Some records
────────────────────────────────────────

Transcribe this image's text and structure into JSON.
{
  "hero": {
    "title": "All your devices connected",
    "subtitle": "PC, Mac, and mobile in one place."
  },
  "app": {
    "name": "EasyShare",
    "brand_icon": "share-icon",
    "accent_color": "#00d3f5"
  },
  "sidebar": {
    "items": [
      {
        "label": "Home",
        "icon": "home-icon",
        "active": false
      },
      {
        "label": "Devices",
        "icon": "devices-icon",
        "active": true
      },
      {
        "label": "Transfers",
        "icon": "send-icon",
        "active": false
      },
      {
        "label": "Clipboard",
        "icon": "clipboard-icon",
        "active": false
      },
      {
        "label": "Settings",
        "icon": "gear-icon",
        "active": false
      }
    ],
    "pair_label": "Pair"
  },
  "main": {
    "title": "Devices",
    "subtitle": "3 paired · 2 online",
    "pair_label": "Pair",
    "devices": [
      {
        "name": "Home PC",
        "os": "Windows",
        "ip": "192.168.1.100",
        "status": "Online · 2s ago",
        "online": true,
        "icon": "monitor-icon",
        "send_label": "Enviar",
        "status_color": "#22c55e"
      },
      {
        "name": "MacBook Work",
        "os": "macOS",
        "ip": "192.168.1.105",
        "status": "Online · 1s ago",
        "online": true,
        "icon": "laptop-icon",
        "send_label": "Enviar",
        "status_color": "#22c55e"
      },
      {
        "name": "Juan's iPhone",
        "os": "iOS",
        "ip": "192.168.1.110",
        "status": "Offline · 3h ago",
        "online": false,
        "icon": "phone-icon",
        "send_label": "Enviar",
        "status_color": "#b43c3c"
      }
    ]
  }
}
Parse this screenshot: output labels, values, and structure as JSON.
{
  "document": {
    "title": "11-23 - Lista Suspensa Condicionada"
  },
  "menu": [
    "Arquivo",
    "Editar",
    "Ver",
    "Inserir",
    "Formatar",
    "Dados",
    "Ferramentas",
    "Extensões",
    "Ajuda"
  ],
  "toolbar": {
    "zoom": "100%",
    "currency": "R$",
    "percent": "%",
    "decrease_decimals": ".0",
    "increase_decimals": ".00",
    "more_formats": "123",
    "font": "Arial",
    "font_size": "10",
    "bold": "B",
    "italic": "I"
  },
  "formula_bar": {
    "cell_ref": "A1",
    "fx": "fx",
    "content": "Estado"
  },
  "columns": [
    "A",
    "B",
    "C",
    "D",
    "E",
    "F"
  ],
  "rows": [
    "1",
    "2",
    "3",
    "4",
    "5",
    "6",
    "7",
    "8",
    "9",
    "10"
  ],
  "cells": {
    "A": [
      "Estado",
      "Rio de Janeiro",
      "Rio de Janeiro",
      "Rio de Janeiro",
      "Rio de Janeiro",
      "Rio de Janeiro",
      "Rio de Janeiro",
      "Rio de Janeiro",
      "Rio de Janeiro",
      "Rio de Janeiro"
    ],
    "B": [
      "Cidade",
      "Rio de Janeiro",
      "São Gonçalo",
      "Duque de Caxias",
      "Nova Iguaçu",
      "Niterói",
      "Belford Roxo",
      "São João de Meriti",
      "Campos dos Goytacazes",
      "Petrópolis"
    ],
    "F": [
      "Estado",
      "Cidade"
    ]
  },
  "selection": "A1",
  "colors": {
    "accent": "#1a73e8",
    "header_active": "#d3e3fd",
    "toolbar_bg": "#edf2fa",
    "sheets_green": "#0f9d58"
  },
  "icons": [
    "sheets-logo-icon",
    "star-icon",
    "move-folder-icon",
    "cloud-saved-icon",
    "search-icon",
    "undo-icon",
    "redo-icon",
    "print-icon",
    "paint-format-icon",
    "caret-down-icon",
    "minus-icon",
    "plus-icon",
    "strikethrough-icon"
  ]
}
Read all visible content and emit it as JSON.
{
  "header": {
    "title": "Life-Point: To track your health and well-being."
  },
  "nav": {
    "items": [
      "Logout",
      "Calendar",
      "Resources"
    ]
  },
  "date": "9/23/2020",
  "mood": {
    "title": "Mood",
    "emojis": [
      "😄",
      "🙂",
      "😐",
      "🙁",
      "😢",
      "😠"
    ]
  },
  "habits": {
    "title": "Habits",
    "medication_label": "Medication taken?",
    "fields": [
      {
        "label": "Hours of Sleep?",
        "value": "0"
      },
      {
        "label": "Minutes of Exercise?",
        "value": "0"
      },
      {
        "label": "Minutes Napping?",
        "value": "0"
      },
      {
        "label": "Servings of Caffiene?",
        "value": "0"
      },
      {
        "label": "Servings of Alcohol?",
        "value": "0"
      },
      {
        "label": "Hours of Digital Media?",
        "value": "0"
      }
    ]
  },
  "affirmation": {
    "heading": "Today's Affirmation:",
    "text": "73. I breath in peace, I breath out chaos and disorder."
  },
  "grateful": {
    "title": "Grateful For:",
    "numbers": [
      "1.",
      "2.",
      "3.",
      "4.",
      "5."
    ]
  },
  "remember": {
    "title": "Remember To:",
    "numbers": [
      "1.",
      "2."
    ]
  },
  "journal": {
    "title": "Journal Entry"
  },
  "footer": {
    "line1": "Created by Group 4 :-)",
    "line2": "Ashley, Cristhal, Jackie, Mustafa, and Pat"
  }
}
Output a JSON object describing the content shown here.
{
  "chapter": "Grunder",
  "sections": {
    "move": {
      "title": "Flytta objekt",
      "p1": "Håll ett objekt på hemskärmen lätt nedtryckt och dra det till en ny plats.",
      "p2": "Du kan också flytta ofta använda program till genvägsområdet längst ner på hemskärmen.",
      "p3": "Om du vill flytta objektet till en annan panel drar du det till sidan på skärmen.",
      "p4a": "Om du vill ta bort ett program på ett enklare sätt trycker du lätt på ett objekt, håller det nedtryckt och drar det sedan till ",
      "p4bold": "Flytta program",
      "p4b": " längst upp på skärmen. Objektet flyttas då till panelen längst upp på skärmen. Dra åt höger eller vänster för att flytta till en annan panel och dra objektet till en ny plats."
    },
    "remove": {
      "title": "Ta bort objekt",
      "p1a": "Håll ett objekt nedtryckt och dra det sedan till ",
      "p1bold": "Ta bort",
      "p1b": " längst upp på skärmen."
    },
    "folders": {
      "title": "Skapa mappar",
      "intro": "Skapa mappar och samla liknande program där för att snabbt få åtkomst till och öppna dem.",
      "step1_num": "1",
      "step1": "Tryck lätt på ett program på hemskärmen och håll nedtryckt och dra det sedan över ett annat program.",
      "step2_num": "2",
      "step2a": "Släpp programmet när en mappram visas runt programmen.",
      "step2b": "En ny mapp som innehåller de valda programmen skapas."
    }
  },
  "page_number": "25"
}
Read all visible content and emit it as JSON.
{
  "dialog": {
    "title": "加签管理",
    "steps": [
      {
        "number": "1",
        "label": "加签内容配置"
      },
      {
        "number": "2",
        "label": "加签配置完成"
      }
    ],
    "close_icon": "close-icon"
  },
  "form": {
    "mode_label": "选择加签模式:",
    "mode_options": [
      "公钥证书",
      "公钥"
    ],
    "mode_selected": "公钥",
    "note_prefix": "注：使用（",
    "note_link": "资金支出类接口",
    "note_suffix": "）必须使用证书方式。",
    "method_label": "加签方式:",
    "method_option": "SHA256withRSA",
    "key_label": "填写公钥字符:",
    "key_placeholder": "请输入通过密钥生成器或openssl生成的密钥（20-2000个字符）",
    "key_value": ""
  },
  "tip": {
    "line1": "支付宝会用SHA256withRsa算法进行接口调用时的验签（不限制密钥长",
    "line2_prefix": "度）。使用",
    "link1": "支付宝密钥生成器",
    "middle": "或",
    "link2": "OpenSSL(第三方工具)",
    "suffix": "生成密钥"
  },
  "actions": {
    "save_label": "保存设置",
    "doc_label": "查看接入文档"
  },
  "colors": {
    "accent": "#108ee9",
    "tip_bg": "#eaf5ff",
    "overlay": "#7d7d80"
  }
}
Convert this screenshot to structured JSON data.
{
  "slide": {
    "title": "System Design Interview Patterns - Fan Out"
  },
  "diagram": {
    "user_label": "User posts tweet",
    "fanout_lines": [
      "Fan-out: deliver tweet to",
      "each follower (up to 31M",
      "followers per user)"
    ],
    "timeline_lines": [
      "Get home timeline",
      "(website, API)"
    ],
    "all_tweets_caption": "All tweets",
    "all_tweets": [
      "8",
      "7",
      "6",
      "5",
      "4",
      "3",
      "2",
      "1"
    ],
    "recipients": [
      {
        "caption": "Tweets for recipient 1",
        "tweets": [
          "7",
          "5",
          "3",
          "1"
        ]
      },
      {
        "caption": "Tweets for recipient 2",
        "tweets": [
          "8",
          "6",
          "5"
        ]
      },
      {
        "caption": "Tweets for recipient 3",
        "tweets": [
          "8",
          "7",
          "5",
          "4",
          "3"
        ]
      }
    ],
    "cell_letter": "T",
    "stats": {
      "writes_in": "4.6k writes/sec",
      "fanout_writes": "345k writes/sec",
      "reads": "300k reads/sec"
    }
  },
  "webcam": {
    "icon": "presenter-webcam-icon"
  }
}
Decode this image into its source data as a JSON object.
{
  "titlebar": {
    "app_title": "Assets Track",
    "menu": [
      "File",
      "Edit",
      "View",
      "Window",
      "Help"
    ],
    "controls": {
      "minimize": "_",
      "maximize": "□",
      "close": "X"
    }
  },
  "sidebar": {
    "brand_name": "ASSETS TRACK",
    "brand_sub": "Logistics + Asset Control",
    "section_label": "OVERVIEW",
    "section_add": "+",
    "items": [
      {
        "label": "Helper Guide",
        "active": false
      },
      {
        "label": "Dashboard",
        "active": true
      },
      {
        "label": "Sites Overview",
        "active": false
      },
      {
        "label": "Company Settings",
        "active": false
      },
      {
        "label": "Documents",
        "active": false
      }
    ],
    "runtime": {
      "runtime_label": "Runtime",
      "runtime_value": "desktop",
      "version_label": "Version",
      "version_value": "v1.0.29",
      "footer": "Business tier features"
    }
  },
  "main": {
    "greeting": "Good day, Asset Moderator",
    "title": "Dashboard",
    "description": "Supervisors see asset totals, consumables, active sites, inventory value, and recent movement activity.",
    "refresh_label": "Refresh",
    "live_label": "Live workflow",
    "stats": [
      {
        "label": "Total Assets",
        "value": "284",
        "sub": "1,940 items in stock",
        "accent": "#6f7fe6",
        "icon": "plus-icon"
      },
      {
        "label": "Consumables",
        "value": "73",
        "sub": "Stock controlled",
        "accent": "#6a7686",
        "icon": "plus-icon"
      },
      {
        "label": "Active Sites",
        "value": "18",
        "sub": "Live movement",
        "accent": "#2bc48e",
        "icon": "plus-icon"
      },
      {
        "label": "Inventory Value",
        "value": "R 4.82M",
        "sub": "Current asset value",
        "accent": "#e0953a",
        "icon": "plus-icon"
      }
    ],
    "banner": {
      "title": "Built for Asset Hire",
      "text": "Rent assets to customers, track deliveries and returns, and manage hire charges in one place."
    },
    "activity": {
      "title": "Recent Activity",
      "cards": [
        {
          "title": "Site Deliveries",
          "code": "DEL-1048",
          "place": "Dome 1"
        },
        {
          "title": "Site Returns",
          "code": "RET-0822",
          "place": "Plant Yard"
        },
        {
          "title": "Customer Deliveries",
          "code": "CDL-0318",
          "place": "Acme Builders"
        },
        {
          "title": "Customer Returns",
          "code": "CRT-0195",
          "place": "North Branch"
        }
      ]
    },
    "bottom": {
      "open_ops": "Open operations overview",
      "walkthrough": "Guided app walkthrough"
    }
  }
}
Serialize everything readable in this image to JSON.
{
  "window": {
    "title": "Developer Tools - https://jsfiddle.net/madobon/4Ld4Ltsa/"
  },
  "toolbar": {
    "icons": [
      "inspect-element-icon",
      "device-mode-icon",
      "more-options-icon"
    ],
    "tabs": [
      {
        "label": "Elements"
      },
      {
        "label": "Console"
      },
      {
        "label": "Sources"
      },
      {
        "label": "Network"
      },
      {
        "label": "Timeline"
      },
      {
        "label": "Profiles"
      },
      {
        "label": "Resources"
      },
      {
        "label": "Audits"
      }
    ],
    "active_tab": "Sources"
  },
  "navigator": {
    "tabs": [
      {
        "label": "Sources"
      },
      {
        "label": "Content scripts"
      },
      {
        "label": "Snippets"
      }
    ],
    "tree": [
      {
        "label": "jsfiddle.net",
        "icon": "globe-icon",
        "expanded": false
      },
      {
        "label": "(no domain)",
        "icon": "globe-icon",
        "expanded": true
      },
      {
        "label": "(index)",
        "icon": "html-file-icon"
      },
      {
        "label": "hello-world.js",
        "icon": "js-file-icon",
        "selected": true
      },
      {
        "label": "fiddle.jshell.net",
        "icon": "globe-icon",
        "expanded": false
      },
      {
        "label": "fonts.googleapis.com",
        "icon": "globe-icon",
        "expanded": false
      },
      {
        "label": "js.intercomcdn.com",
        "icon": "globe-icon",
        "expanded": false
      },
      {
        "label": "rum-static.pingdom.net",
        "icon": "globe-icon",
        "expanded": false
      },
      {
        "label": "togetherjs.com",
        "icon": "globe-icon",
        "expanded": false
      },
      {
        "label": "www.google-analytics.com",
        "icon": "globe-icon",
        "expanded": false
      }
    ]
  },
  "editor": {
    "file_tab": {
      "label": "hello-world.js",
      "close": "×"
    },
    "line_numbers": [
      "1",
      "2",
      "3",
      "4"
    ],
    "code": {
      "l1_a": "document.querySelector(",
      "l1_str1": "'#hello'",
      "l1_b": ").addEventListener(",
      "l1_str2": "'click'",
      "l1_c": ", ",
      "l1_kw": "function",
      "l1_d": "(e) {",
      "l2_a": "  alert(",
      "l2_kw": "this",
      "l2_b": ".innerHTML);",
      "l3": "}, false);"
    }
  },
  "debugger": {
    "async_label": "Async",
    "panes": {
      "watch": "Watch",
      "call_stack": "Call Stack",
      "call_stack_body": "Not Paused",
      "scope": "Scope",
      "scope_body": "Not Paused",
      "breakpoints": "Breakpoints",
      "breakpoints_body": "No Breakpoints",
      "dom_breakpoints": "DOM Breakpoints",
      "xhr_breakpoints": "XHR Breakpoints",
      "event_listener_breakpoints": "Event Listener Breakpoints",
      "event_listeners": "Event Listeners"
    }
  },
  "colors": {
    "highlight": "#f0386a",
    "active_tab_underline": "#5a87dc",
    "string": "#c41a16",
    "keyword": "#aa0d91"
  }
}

────────────────────────────────────────

• _Work to be completed_
Of the lines in the listing above, how many hold the string "into"? Reply with the number only.

• _Result of this exercise_
2